* Information given:
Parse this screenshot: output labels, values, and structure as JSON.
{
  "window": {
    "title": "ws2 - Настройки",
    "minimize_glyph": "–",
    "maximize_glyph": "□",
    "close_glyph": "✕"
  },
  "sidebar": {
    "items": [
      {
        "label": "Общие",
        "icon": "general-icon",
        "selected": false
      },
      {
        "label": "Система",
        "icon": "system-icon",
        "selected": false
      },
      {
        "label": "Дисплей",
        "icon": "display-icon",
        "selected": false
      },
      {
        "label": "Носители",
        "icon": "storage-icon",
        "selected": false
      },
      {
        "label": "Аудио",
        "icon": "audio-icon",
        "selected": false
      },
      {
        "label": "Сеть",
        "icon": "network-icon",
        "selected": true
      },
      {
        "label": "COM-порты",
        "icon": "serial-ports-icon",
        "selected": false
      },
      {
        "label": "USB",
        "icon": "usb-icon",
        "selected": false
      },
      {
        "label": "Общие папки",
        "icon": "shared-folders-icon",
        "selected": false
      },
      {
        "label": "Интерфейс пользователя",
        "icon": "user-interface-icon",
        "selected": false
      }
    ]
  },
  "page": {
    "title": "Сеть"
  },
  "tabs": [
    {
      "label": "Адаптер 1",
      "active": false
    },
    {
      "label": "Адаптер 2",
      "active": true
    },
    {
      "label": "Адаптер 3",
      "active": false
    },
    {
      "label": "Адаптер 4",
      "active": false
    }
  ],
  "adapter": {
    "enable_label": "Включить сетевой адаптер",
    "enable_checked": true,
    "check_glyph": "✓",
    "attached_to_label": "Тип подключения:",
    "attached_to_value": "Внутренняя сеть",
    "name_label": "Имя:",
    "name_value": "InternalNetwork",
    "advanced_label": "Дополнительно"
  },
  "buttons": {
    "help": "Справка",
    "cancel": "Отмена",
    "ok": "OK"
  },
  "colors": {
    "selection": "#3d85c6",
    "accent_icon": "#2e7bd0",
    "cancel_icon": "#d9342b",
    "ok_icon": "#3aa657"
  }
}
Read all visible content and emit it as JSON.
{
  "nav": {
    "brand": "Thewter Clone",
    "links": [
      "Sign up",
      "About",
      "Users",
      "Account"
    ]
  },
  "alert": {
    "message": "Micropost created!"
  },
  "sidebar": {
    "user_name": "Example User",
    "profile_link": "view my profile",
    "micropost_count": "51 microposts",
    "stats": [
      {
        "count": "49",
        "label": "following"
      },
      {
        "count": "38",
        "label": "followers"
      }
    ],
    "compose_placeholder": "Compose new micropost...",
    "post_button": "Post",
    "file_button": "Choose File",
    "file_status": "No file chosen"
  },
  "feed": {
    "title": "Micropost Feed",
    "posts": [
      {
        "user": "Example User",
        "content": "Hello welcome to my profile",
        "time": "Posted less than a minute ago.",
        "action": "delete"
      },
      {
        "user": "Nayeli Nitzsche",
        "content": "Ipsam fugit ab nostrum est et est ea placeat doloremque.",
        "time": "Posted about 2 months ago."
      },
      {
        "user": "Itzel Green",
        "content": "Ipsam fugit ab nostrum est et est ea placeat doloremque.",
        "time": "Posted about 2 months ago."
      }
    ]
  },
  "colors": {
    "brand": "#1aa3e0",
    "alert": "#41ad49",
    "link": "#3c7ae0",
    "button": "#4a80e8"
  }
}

* Exercise:
Report how many lines in these entries contain "Example". Answer with the number only.

* Solution for this problem:
2